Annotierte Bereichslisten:

★ ★ ★

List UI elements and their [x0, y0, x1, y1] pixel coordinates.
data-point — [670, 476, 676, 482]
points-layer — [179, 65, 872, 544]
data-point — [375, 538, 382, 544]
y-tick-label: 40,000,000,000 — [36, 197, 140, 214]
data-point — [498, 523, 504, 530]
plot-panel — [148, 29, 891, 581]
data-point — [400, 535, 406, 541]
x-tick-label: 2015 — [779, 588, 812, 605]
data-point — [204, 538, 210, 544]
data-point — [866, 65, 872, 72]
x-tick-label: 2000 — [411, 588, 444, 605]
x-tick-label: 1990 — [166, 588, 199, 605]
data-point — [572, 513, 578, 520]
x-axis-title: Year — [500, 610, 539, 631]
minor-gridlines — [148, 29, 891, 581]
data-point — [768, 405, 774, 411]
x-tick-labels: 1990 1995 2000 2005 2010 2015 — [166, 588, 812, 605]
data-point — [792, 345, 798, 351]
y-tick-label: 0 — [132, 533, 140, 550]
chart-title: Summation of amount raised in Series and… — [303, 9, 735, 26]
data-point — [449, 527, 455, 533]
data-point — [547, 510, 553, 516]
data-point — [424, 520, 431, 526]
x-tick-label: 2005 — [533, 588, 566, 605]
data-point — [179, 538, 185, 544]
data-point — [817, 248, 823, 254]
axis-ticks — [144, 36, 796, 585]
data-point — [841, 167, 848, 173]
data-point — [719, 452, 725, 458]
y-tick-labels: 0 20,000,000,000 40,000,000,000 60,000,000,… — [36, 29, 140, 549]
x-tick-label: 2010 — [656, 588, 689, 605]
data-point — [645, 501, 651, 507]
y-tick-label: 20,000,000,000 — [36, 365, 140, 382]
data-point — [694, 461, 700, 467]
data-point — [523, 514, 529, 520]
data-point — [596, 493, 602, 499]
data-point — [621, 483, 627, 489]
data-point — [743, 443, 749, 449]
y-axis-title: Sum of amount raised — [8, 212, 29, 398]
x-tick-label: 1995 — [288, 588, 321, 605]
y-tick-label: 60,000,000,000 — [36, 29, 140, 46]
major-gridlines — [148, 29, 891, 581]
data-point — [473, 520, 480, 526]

★ ★ ★

ZIEL - Kannst du das gesamte Material neu schreiben und dabei jedes „data-point“ durch „marker“ ersetzen, ohne sonst etwas zu verändern?

ERGEBNIS -
List UI elements and their [x0, y0, x1, y1] pixel coordinates.
marker — [670, 476, 676, 482]
points-layer — [179, 65, 872, 544]
marker — [375, 538, 382, 544]
y-tick-label: 40,000,000,000 — [36, 197, 140, 214]
marker — [498, 523, 504, 530]
plot-panel — [148, 29, 891, 581]
marker — [400, 535, 406, 541]
x-tick-label: 2015 — [779, 588, 812, 605]
marker — [204, 538, 210, 544]
marker — [866, 65, 872, 72]
x-tick-label: 2000 — [411, 588, 444, 605]
x-tick-label: 1990 — [166, 588, 199, 605]
marker — [572, 513, 578, 520]
x-axis-title: Year — [500, 610, 539, 631]
minor-gridlines — [148, 29, 891, 581]
marker — [768, 405, 774, 411]
x-tick-labels: 1990 1995 2000 2005 2010 2015 — [166, 588, 812, 605]
marker — [792, 345, 798, 351]
y-tick-label: 0 — [132, 533, 140, 550]
chart-title: Summation of amount raised in Series and… — [303, 9, 735, 26]
marker — [449, 527, 455, 533]
marker — [547, 510, 553, 516]
marker — [424, 520, 431, 526]
x-tick-label: 2005 — [533, 588, 566, 605]
marker — [179, 538, 185, 544]
marker — [817, 248, 823, 254]
axis-ticks — [144, 36, 796, 585]
marker — [841, 167, 848, 173]
marker — [719, 452, 725, 458]
y-tick-labels: 0 20,000,000,000 40,000,000,000 60,000,000,… — [36, 29, 140, 549]
x-tick-label: 2010 — [656, 588, 689, 605]
marker — [645, 501, 651, 507]
y-tick-label: 20,000,000,000 — [36, 365, 140, 382]
marker — [694, 461, 700, 467]
marker — [523, 514, 529, 520]
marker — [596, 493, 602, 499]
marker — [621, 483, 627, 489]
marker — [743, 443, 749, 449]
y-axis-title: Sum of amount raised — [8, 212, 29, 398]
x-tick-label: 1995 — [288, 588, 321, 605]
y-tick-label: 60,000,000,000 — [36, 29, 140, 46]
major-gridlines — [148, 29, 891, 581]
marker — [473, 520, 480, 526]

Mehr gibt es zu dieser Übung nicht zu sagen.